ENTRIES:
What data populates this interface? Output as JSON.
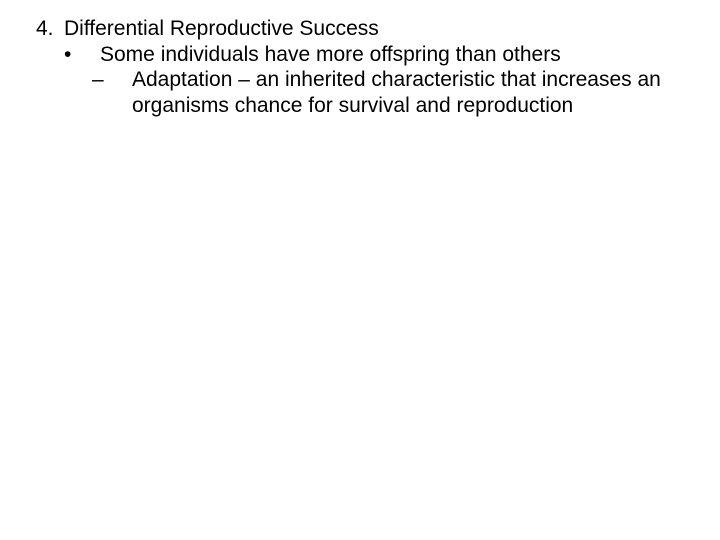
{
  "slide": {
    "background_color": "#ffffff",
    "text_color": "#000000",
    "font_family": "Arial",
    "font_size_pt": 16,
    "items": {
      "l1_marker": "4.",
      "l1_text": "Differential Reproductive Success",
      "l2_marker": "•",
      "l2_text": "Some individuals have more offspring than others",
      "l3_marker": "–",
      "l3_text": "Adaptation – an inherited characteristic that increases an organisms chance for survival and reproduction"
    }
  }
}
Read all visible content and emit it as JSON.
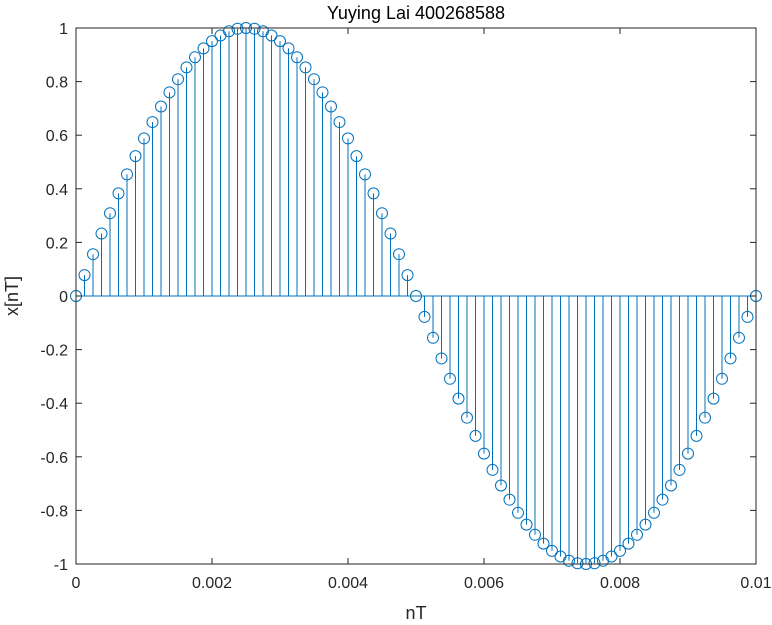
{
  "chart_data": {
    "type": "stem",
    "title": "Yuying Lai 400268588",
    "xlabel": "nT",
    "ylabel": "x[nT]",
    "xlim": [
      0,
      0.01
    ],
    "ylim": [
      -1,
      1
    ],
    "xticks": [
      0,
      0.002,
      0.004,
      0.006,
      0.008,
      0.01
    ],
    "xtick_labels": [
      "0",
      "0.002",
      "0.004",
      "0.006",
      "0.008",
      "0.01"
    ],
    "yticks": [
      -1,
      -0.8,
      -0.6,
      -0.4,
      -0.2,
      0,
      0.2,
      0.4,
      0.6,
      0.8,
      1
    ],
    "ytick_labels": [
      "-1",
      "-0.8",
      "-0.6",
      "-0.4",
      "-0.2",
      "0",
      "0.2",
      "0.4",
      "0.6",
      "0.8",
      "1"
    ],
    "grid": false,
    "series_color": "#0072BD",
    "marker": "circle-open",
    "x": [
      0,
      0.000125,
      0.00025,
      0.000375,
      0.0005,
      0.000625,
      0.00075,
      0.000875,
      0.001,
      0.001125,
      0.00125,
      0.001375,
      0.0015,
      0.001625,
      0.00175,
      0.001875,
      0.002,
      0.002125,
      0.00225,
      0.002375,
      0.0025,
      0.002625,
      0.00275,
      0.002875,
      0.003,
      0.003125,
      0.00325,
      0.003375,
      0.0035,
      0.003625,
      0.00375,
      0.003875,
      0.004,
      0.004125,
      0.00425,
      0.004375,
      0.0045,
      0.004625,
      0.00475,
      0.004875,
      0.005,
      0.005125,
      0.00525,
      0.005375,
      0.0055,
      0.005625,
      0.00575,
      0.005875,
      0.006,
      0.006125,
      0.00625,
      0.006375,
      0.0065,
      0.006625,
      0.00675,
      0.006875,
      0.007,
      0.007125,
      0.00725,
      0.007375,
      0.0075,
      0.007625,
      0.00775,
      0.007875,
      0.008,
      0.008125,
      0.00825,
      0.008375,
      0.0085,
      0.008625,
      0.00875,
      0.008875,
      0.009,
      0.009125,
      0.00925,
      0.009375,
      0.0095,
      0.009625,
      0.00975,
      0.009875,
      0.01
    ],
    "y": [
      0,
      0.078,
      0.156,
      0.233,
      0.309,
      0.383,
      0.454,
      0.522,
      0.588,
      0.649,
      0.707,
      0.76,
      0.809,
      0.853,
      0.891,
      0.924,
      0.951,
      0.972,
      0.988,
      0.997,
      1.0,
      0.997,
      0.988,
      0.972,
      0.951,
      0.924,
      0.891,
      0.853,
      0.809,
      0.76,
      0.707,
      0.649,
      0.588,
      0.522,
      0.454,
      0.383,
      0.309,
      0.233,
      0.156,
      0.078,
      0,
      -0.078,
      -0.156,
      -0.233,
      -0.309,
      -0.383,
      -0.454,
      -0.522,
      -0.588,
      -0.649,
      -0.707,
      -0.76,
      -0.809,
      -0.853,
      -0.891,
      -0.924,
      -0.951,
      -0.972,
      -0.988,
      -0.997,
      -1.0,
      -0.997,
      -0.988,
      -0.972,
      -0.951,
      -0.924,
      -0.891,
      -0.853,
      -0.809,
      -0.76,
      -0.707,
      -0.649,
      -0.588,
      -0.522,
      -0.454,
      -0.383,
      -0.309,
      -0.233,
      -0.156,
      -0.078,
      0
    ]
  }
}
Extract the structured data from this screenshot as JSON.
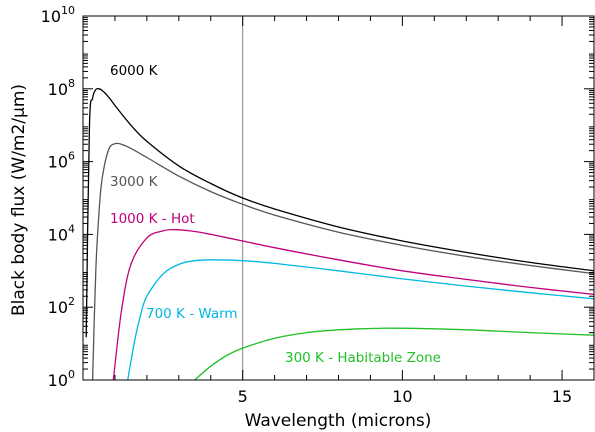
{
  "chart_data": {
    "type": "line",
    "xlabel": "Wavelength (microns)",
    "ylabel": "Black body flux (W/m2/µm)",
    "xlim": [
      0,
      16
    ],
    "ylim": [
      1,
      10000000000
    ],
    "yscale": "log",
    "grid": false,
    "x_ticks": [
      5,
      10,
      15
    ],
    "x_tick_labels": [
      "5",
      "10",
      "15"
    ],
    "y_ticks": [
      1,
      100,
      10000,
      1000000,
      100000000,
      10000000000
    ],
    "y_tick_labels": [
      {
        "base": "10",
        "exp": "0"
      },
      {
        "base": "10",
        "exp": "2"
      },
      {
        "base": "10",
        "exp": "4"
      },
      {
        "base": "10",
        "exp": "6"
      },
      {
        "base": "10",
        "exp": "8"
      },
      {
        "base": "10",
        "exp": "10"
      }
    ],
    "reference_line": {
      "x": 5,
      "color": "#888888"
    },
    "series": [
      {
        "name": "6000 K",
        "color": "#000000",
        "x": [
          0.1,
          0.2,
          0.3,
          0.4,
          0.5,
          0.6,
          0.8,
          1.0,
          1.5,
          2,
          3,
          4,
          5,
          6,
          8,
          10,
          12,
          14,
          16
        ],
        "y": [
          15,
          8400000,
          55000000,
          95000000,
          100000000,
          90000000,
          60000000,
          35000000,
          10000000,
          3600000,
          760000,
          250000,
          100000,
          50000,
          16000,
          6600,
          3200,
          1700,
          1000
        ]
      },
      {
        "name": "3000 K",
        "color": "#555555",
        "x": [
          0.3,
          0.4,
          0.5,
          0.6,
          0.8,
          1.0,
          1.2,
          1.5,
          2,
          3,
          4,
          5,
          6,
          8,
          10,
          12,
          14,
          16
        ],
        "y": [
          1,
          1000,
          40000,
          350000,
          2100000,
          3100000,
          3000000,
          2300000,
          1300000,
          400000,
          150000,
          67000,
          34000,
          11500,
          5000,
          2500,
          1400,
          840
        ]
      },
      {
        "name": "1000 K - Hot",
        "color": "#c0007e",
        "x": [
          0.95,
          1.2,
          1.5,
          2,
          2.5,
          2.9,
          3.5,
          4,
          5,
          6,
          8,
          10,
          12,
          14,
          16
        ],
        "y": [
          1,
          75,
          1500,
          8000,
          12500,
          13500,
          12000,
          10000,
          6600,
          4300,
          2000,
          1000,
          580,
          350,
          225
        ]
      },
      {
        "name": "700 K - Warm",
        "color": "#00b8e0",
        "x": [
          1.4,
          1.6,
          1.8,
          2,
          2.5,
          3,
          3.5,
          4.1,
          5,
          6,
          8,
          10,
          12,
          14,
          16
        ],
        "y": [
          1,
          10,
          60,
          200,
          800,
          1500,
          1900,
          2000,
          1900,
          1600,
          1000,
          600,
          380,
          250,
          170
        ]
      },
      {
        "name": "300 K - Habitable Zone",
        "color": "#22c028",
        "x": [
          3.5,
          4,
          4.5,
          5,
          6,
          7,
          8,
          9,
          9.7,
          11,
          12,
          13,
          14,
          16
        ],
        "y": [
          1,
          2.4,
          4.7,
          7.5,
          14,
          20,
          24,
          26,
          26.5,
          25.5,
          24,
          22,
          20,
          17
        ]
      }
    ]
  }
}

TASK OBJECTIVE: Give the count of lines in the data shown above that contain "xlabel", and nothing else.

IN RESPONSE: 2